** BEGIN RAW RECORDS **

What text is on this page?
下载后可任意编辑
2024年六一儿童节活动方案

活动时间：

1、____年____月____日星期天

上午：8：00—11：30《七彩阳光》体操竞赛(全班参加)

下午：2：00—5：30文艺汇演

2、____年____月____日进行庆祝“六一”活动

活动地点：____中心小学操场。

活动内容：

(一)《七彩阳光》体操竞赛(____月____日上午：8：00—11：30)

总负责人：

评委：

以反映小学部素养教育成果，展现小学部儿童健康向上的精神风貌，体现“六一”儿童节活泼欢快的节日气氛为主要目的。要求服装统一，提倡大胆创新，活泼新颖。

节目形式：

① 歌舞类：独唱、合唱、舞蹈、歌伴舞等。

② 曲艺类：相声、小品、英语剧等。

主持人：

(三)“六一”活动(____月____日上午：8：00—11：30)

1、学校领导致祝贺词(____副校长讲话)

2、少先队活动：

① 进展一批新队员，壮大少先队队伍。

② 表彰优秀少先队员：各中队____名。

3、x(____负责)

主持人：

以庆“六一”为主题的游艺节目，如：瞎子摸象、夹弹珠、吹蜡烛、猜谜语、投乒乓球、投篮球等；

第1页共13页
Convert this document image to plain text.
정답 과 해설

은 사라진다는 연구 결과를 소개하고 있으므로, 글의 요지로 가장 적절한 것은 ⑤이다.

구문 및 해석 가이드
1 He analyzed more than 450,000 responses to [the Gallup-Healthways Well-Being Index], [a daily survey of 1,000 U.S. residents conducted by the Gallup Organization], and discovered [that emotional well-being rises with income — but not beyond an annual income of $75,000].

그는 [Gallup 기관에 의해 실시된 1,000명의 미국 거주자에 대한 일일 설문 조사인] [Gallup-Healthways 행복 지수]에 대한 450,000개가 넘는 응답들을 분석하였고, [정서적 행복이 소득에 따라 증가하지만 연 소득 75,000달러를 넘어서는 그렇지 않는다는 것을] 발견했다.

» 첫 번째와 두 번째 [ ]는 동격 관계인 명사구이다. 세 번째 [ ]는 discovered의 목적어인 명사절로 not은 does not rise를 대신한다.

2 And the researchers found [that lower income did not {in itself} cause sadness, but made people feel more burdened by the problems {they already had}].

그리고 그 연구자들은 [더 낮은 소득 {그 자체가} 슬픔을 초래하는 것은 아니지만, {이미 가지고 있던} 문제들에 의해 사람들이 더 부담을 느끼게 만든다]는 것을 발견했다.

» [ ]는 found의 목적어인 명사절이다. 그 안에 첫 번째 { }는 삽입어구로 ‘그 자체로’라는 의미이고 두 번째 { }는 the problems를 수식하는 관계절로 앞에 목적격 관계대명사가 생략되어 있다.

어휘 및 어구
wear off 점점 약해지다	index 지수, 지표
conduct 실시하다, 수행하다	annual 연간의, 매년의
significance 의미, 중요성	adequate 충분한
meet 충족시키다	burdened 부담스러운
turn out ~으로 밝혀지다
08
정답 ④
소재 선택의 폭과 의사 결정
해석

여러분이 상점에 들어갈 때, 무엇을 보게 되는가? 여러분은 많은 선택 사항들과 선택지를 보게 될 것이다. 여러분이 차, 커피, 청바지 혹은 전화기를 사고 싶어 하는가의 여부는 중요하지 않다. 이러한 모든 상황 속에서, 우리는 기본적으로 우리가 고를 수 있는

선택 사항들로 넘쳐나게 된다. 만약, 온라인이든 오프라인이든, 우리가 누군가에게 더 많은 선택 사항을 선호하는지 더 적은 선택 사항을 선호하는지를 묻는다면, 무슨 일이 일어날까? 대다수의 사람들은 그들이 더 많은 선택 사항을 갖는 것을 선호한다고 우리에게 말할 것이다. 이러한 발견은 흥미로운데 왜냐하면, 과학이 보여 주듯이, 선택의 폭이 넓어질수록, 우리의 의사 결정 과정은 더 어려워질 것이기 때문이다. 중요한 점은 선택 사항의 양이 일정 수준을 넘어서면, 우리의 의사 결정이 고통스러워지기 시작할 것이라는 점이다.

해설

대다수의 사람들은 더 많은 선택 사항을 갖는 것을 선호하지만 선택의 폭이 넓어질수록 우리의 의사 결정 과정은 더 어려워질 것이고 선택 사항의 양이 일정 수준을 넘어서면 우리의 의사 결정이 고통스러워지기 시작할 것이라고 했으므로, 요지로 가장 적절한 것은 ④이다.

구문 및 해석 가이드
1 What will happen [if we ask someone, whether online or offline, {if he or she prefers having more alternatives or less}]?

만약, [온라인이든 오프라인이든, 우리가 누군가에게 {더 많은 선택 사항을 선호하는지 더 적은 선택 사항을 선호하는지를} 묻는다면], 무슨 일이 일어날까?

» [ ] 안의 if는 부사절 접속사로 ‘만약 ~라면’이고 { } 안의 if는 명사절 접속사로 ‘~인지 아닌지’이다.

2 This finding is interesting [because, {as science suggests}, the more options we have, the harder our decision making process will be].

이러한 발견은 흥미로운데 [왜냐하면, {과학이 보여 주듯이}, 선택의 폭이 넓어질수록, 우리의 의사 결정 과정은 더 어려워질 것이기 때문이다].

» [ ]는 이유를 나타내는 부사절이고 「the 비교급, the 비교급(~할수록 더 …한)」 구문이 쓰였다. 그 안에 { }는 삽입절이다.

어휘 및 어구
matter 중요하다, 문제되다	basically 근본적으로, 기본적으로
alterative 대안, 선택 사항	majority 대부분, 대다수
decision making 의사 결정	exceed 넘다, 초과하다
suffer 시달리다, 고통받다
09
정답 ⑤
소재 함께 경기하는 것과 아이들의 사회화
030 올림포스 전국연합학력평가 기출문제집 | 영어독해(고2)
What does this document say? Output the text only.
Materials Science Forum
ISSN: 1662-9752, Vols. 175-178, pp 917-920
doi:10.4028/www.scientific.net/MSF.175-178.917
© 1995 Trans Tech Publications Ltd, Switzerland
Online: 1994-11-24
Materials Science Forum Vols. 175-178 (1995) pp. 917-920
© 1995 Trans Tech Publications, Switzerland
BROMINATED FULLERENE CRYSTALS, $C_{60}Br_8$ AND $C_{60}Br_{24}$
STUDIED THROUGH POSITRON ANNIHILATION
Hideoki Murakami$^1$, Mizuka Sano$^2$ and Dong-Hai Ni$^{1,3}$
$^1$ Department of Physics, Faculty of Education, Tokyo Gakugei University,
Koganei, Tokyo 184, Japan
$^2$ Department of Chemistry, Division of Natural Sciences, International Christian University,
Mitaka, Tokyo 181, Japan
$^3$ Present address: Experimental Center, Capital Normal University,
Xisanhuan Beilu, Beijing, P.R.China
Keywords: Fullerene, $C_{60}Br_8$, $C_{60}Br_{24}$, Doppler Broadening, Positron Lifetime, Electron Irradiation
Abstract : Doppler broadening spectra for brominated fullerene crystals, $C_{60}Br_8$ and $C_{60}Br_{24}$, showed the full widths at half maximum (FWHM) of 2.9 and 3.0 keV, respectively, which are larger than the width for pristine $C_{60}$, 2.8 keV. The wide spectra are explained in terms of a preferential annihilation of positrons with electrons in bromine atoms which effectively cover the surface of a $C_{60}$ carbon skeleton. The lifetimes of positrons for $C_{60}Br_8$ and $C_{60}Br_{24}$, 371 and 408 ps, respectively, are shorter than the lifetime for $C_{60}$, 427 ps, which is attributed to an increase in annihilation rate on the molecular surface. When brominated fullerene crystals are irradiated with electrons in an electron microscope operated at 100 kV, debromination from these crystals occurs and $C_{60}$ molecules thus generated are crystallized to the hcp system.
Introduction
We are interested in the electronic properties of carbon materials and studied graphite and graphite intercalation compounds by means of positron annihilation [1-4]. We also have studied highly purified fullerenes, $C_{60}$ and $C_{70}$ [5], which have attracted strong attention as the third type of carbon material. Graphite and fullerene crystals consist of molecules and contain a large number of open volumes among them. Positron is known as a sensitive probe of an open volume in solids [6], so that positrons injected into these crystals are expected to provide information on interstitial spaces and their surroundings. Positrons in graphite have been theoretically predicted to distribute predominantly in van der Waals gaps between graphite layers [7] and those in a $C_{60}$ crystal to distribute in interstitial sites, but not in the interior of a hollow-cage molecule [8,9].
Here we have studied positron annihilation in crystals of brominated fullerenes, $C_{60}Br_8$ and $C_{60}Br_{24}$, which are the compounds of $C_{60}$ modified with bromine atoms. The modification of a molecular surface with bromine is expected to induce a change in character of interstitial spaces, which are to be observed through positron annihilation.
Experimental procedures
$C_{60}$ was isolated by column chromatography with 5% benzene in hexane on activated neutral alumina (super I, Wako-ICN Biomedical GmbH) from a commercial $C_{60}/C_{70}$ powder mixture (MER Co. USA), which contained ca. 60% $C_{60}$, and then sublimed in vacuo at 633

** END RAW RECORDS **

* _EXERCISE AIM_: Gather from the data above every line with the string "Publications".

* _EXERCISE RESPONSE_:
© 1995 Trans Tech Publications Ltd, Switzerland
© 1995 Trans Tech Publications, Switzerland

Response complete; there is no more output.